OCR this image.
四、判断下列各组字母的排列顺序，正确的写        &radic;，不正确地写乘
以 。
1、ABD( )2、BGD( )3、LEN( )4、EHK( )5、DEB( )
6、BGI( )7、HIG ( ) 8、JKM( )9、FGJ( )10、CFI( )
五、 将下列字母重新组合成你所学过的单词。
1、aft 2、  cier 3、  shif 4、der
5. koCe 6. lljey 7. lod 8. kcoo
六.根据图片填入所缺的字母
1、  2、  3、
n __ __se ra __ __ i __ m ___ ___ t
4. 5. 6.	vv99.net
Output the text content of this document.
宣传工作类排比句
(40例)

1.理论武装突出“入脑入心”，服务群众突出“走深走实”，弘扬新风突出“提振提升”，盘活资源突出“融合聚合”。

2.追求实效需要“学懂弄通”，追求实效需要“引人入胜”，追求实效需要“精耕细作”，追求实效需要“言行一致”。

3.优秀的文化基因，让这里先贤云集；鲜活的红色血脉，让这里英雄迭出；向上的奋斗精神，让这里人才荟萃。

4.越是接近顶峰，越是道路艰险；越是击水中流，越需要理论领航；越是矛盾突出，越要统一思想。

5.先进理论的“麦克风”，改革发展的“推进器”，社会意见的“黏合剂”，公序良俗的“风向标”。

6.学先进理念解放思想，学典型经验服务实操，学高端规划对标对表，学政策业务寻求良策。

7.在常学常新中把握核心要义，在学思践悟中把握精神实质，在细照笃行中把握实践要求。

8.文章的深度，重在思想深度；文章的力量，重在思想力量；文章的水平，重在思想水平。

+ + +

**What the task requires**
Take the data above and return it exactly.

**Worked answer**
OCR this image.
四、判断下列各组字母的排列顺序，正确的写        &radic;，不正确地写乘
以 。
1、ABD( )2、BGD( )3、LEN( )4、EHK( )5、DEB( )
6、BGI( )7、HIG ( ) 8、JKM( )9、FGJ( )10、CFI( )
五、 将下列字母重新组合成你所学过的单词。
1、aft 2、  cier 3、  shif 4、der
5. koCe 6. lljey 7. lod 8. kcoo
六.根据图片填入所缺的字母
1、  2、  3、
n __ __se ra __ __ i __ m ___ ___ t
4. 5. 6.	vv99.net
Output the text content of this document.
宣传工作类排比句
(40例)

1.理论武装突出“入脑入心”，服务群众突出“走深走实”，弘扬新风突出“提振提升”，盘活资源突出“融合聚合”。

2.追求实效需要“学懂弄通”，追求实效需要“引人入胜”，追求实效需要“精耕细作”，追求实效需要“言行一致”。

3.优秀的文化基因，让这里先贤云集；鲜活的红色血脉，让这里英雄迭出；向上的奋斗精神，让这里人才荟萃。

4.越是接近顶峰，越是道路艰险；越是击水中流，越需要理论领航；越是矛盾突出，越要统一思想。

5.先进理论的“麦克风”，改革发展的“推进器”，社会意见的“黏合剂”，公序良俗的“风向标”。

6.学先进理念解放思想，学典型经验服务实操，学高端规划对标对表，学政策业务寻求良策。

7.在常学常新中把握核心要义，在学思践悟中把握精神实质，在细照笃行中把握实践要求。

8.文章的深度，重在思想深度；文章的力量，重在思想力量；文章的水平，重在思想水平。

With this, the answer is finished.